— START OF Listing —

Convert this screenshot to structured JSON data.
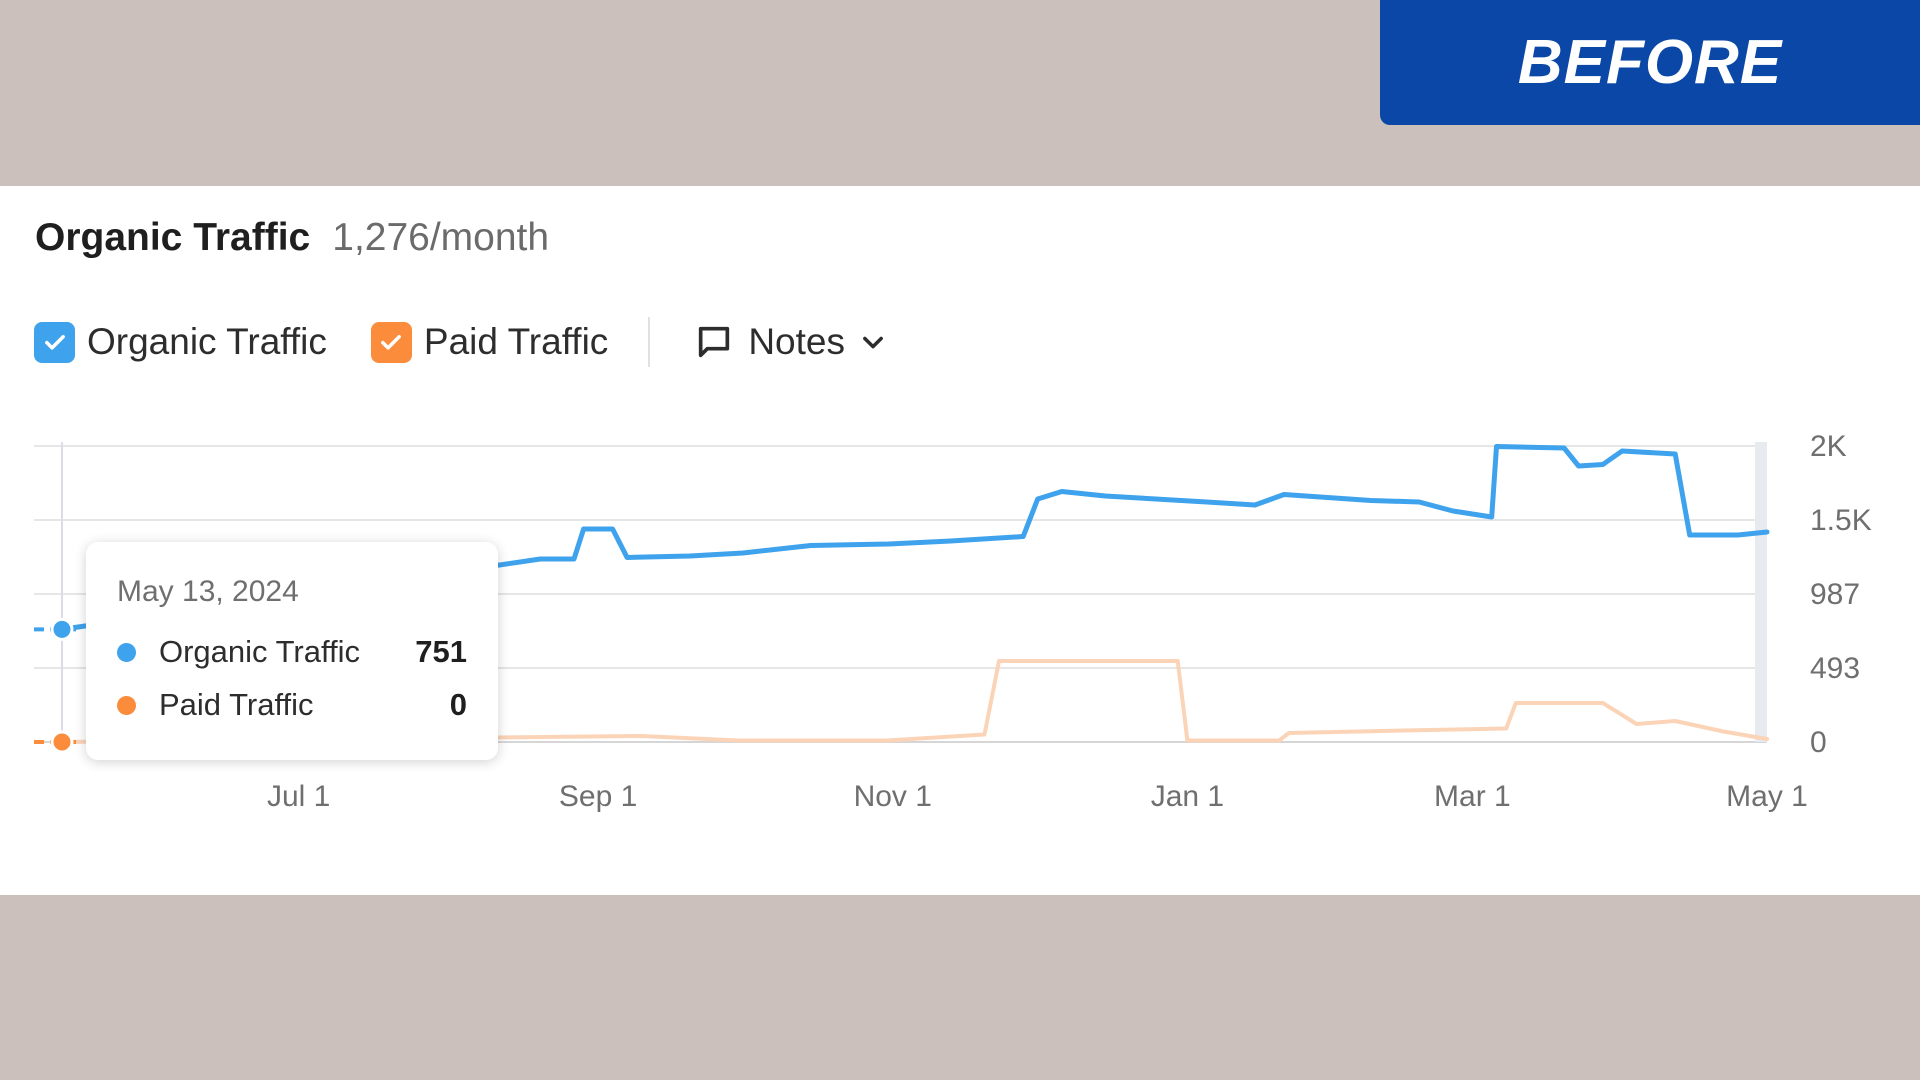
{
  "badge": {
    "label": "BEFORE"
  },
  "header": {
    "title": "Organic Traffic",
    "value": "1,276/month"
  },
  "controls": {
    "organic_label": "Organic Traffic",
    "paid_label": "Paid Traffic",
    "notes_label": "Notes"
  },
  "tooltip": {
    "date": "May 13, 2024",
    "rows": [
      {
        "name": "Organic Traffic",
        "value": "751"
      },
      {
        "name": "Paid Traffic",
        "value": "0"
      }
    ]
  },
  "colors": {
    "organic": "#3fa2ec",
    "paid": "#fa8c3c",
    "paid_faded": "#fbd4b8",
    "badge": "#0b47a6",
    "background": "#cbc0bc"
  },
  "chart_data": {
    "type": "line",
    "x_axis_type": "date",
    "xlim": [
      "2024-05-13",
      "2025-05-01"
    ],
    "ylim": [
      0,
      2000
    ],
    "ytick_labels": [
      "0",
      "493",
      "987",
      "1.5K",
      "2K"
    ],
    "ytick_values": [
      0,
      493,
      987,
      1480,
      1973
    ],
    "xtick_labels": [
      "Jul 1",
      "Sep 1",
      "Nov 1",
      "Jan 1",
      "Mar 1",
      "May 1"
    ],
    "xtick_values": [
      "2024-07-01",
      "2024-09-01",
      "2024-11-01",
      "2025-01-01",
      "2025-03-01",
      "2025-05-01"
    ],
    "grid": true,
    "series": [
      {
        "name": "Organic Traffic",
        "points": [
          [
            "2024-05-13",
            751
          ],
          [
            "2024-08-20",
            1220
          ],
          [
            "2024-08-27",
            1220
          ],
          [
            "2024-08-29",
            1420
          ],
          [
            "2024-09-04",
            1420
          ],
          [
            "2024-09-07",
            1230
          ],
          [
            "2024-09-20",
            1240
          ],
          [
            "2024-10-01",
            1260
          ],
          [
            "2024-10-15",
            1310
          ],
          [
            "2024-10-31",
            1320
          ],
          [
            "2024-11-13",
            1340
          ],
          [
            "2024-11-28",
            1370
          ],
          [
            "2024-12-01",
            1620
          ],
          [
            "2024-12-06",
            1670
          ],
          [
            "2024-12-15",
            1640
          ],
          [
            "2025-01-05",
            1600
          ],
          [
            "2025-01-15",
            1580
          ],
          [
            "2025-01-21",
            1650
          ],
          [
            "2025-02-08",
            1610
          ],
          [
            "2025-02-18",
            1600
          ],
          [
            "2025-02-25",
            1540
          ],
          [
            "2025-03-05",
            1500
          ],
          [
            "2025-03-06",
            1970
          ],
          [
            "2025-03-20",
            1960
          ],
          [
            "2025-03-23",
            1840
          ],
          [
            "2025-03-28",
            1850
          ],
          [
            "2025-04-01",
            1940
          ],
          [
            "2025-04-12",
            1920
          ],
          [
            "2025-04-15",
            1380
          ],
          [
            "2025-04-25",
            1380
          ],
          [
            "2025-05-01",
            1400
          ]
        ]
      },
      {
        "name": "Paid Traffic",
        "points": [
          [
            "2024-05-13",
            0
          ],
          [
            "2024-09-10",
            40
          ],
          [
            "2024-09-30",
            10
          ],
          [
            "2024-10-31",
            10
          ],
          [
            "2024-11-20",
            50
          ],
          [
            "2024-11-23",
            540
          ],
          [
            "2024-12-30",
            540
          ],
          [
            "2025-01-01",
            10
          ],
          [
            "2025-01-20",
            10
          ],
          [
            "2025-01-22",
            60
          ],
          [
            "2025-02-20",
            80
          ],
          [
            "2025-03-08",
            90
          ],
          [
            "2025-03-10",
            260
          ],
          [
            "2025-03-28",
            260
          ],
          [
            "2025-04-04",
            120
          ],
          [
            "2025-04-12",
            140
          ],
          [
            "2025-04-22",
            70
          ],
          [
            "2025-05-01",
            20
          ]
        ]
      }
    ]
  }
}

— END OF Listing —
— START OF Listing —

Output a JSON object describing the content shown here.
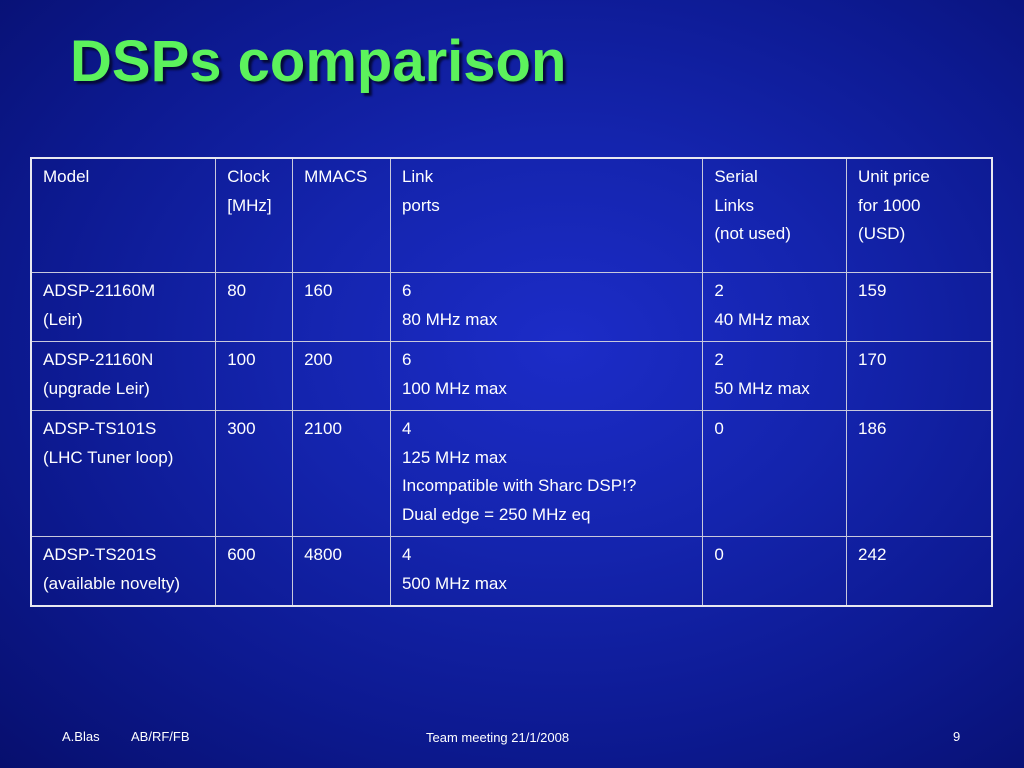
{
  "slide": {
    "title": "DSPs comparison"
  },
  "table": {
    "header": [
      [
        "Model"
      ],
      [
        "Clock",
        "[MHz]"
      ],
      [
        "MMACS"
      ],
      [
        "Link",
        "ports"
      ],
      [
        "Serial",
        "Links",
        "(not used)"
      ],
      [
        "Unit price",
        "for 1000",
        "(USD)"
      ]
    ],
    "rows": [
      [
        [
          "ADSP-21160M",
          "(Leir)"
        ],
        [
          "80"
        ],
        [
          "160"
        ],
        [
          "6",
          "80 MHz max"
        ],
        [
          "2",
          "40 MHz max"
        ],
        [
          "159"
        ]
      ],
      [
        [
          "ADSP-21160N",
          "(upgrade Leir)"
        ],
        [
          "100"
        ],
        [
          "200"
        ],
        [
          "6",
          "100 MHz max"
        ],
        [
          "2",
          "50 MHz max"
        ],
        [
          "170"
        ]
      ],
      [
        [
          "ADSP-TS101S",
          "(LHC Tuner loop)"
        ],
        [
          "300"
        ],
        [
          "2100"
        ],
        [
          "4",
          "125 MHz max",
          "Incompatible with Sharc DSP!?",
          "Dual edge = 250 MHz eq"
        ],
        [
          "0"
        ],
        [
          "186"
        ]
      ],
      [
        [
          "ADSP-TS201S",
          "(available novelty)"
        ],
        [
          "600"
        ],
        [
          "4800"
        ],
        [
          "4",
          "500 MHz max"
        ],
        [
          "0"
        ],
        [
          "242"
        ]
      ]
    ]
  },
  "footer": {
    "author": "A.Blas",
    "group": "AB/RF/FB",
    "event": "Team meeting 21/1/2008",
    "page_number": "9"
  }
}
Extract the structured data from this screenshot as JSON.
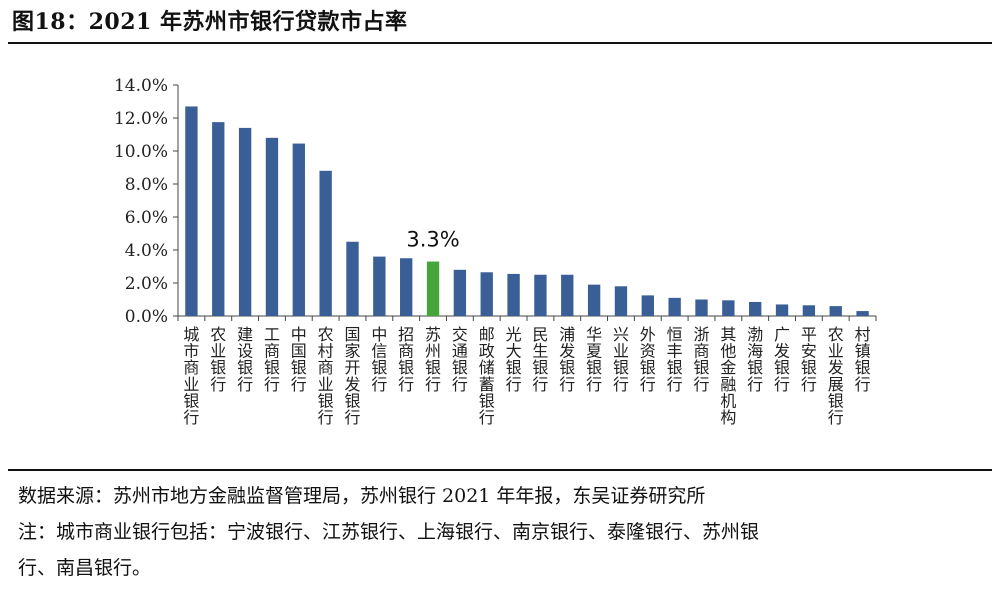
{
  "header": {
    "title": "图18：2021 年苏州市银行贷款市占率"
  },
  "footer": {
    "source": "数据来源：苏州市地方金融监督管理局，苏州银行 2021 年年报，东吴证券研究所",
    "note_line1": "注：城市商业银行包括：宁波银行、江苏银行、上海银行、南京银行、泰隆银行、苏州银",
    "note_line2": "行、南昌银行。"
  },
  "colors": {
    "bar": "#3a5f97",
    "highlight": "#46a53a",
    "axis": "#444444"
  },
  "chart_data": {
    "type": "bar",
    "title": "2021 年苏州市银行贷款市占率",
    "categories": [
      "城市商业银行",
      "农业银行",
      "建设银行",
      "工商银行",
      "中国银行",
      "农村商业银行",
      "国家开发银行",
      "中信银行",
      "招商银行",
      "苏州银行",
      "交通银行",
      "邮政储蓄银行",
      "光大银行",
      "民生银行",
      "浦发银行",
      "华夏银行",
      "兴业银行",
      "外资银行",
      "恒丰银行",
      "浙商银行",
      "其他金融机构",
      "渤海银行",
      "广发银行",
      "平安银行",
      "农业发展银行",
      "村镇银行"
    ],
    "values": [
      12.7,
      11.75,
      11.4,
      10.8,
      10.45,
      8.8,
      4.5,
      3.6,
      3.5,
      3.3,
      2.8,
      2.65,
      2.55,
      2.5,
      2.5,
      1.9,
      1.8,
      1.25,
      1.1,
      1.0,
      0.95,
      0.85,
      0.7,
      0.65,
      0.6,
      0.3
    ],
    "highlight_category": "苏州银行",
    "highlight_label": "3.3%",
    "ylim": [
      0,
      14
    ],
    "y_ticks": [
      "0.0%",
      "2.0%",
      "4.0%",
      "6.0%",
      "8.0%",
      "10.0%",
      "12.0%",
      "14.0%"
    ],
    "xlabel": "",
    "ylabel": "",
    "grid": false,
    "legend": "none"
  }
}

— END OF Listing —

■ **What you are asked to do**
Return each line in the records that holds the string "title".

■ **Reply**
    "title": "Organic Traffic",
    "title": "DSPs comparison"
    "title": "图18：2021 年苏州市银行贷款市占率"
    "title": "2021 年苏州市银行贷款市占率",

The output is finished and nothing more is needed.